(Data entries)
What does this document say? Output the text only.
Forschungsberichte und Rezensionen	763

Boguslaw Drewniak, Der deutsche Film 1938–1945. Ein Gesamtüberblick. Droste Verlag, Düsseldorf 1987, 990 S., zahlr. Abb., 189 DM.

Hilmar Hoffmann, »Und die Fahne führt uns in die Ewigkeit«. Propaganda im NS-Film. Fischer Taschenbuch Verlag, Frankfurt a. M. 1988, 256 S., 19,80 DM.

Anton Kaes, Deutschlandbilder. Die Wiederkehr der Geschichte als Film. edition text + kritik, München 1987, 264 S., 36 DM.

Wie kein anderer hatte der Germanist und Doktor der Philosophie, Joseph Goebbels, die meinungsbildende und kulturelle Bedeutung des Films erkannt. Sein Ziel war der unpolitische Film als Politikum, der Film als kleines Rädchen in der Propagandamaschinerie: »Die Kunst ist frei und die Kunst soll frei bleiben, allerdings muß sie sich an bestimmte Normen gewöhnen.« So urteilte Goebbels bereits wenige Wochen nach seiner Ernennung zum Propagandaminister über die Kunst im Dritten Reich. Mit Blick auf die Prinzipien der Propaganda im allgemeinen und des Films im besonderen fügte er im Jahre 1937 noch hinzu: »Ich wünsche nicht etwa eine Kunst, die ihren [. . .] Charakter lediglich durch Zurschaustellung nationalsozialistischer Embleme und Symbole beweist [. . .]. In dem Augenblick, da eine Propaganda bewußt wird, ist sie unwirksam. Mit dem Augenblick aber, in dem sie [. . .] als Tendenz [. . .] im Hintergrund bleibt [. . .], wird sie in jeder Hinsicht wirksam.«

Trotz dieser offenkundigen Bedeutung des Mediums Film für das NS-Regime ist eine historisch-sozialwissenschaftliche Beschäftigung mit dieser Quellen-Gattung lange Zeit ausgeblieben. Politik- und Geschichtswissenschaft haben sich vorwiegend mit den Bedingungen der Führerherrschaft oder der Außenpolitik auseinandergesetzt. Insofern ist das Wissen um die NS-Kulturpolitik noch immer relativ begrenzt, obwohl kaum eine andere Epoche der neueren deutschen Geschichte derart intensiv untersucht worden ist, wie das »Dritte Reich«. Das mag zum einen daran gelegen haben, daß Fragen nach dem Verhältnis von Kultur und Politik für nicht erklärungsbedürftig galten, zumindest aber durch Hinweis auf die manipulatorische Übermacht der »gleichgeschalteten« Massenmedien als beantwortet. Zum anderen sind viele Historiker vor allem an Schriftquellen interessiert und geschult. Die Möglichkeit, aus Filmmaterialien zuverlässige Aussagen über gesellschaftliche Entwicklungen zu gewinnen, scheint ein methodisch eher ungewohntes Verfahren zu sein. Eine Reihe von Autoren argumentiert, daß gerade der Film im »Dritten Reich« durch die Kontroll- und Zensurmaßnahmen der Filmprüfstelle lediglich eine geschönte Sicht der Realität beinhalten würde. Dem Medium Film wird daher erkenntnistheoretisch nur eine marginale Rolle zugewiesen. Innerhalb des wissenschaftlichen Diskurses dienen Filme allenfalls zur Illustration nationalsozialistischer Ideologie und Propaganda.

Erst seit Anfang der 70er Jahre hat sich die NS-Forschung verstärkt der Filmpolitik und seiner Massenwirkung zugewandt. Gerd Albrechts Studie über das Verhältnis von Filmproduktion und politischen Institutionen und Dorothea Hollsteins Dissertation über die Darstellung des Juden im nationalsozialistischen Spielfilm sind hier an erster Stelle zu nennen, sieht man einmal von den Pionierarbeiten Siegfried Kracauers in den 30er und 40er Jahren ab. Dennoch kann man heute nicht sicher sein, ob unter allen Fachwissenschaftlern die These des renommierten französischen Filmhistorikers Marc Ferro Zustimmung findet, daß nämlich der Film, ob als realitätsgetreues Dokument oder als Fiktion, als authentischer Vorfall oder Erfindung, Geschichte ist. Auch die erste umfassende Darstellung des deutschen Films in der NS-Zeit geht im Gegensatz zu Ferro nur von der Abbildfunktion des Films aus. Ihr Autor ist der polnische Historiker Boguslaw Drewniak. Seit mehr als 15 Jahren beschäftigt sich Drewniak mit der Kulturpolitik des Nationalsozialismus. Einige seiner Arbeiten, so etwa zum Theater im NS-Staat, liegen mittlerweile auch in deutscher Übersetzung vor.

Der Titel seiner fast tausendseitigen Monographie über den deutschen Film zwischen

▸ **Do this**:
Set down each entry again, unchanged.

▸ **Written response**:
What does this document say? Output the text only.
Forschungsberichte und Rezensionen	763

Boguslaw Drewniak, Der deutsche Film 1938–1945. Ein Gesamtüberblick. Droste Verlag, Düsseldorf 1987, 990 S., zahlr. Abb., 189 DM.

Hilmar Hoffmann, »Und die Fahne führt uns in die Ewigkeit«. Propaganda im NS-Film. Fischer Taschenbuch Verlag, Frankfurt a. M. 1988, 256 S., 19,80 DM.

Anton Kaes, Deutschlandbilder. Die Wiederkehr der Geschichte als Film. edition text + kritik, München 1987, 264 S., 36 DM.

Wie kein anderer hatte der Germanist und Doktor der Philosophie, Joseph Goebbels, die meinungsbildende und kulturelle Bedeutung des Films erkannt. Sein Ziel war der unpolitische Film als Politikum, der Film als kleines Rädchen in der Propagandamaschinerie: »Die Kunst ist frei und die Kunst soll frei bleiben, allerdings muß sie sich an bestimmte Normen gewöhnen.« So urteilte Goebbels bereits wenige Wochen nach seiner Ernennung zum Propagandaminister über die Kunst im Dritten Reich. Mit Blick auf die Prinzipien der Propaganda im allgemeinen und des Films im besonderen fügte er im Jahre 1937 noch hinzu: »Ich wünsche nicht etwa eine Kunst, die ihren [. . .] Charakter lediglich durch Zurschaustellung nationalsozialistischer Embleme und Symbole beweist [. . .]. In dem Augenblick, da eine Propaganda bewußt wird, ist sie unwirksam. Mit dem Augenblick aber, in dem sie [. . .] als Tendenz [. . .] im Hintergrund bleibt [. . .], wird sie in jeder Hinsicht wirksam.«

Trotz dieser offenkundigen Bedeutung des Mediums Film für das NS-Regime ist eine historisch-sozialwissenschaftliche Beschäftigung mit dieser Quellen-Gattung lange Zeit ausgeblieben. Politik- und Geschichtswissenschaft haben sich vorwiegend mit den Bedingungen der Führerherrschaft oder der Außenpolitik auseinandergesetzt. Insofern ist das Wissen um die NS-Kulturpolitik noch immer relativ begrenzt, obwohl kaum eine andere Epoche der neueren deutschen Geschichte derart intensiv untersucht worden ist, wie das »Dritte Reich«. Das mag zum einen daran gelegen haben, daß Fragen nach dem Verhältnis von Kultur und Politik für nicht erklärungsbedürftig galten, zumindest aber durch Hinweis auf die manipulatorische Übermacht der »gleichgeschalteten« Massenmedien als beantwortet. Zum anderen sind viele Historiker vor allem an Schriftquellen interessiert und geschult. Die Möglichkeit, aus Filmmaterialien zuverlässige Aussagen über gesellschaftliche Entwicklungen zu gewinnen, scheint ein methodisch eher ungewohntes Verfahren zu sein. Eine Reihe von Autoren argumentiert, daß gerade der Film im »Dritten Reich« durch die Kontroll- und Zensurmaßnahmen der Filmprüfstelle lediglich eine geschönte Sicht der Realität beinhalten würde. Dem Medium Film wird daher erkenntnistheoretisch nur eine marginale Rolle zugewiesen. Innerhalb des wissenschaftlichen Diskurses dienen Filme allenfalls zur Illustration nationalsozialistischer Ideologie und Propaganda.

Erst seit Anfang der 70er Jahre hat sich die NS-Forschung verstärkt der Filmpolitik und seiner Massenwirkung zugewandt. Gerd Albrechts Studie über das Verhältnis von Filmproduktion und politischen Institutionen und Dorothea Hollsteins Dissertation über die Darstellung des Juden im nationalsozialistischen Spielfilm sind hier an erster Stelle zu nennen, sieht man einmal von den Pionierarbeiten Siegfried Kracauers in den 30er und 40er Jahren ab. Dennoch kann man heute nicht sicher sein, ob unter allen Fachwissenschaftlern die These des renommierten französischen Filmhistorikers Marc Ferro Zustimmung findet, daß nämlich der Film, ob als realitätsgetreues Dokument oder als Fiktion, als authentischer Vorfall oder Erfindung, Geschichte ist. Auch die erste umfassende Darstellung des deutschen Films in der NS-Zeit geht im Gegensatz zu Ferro nur von der Abbildfunktion des Films aus. Ihr Autor ist der polnische Historiker Boguslaw Drewniak. Seit mehr als 15 Jahren beschäftigt sich Drewniak mit der Kulturpolitik des Nationalsozialismus. Einige seiner Arbeiten, so etwa zum Theater im NS-Staat, liegen mittlerweile auch in deutscher Übersetzung vor.

Der Titel seiner fast tausendseitigen Monographie über den deutschen Film zwischen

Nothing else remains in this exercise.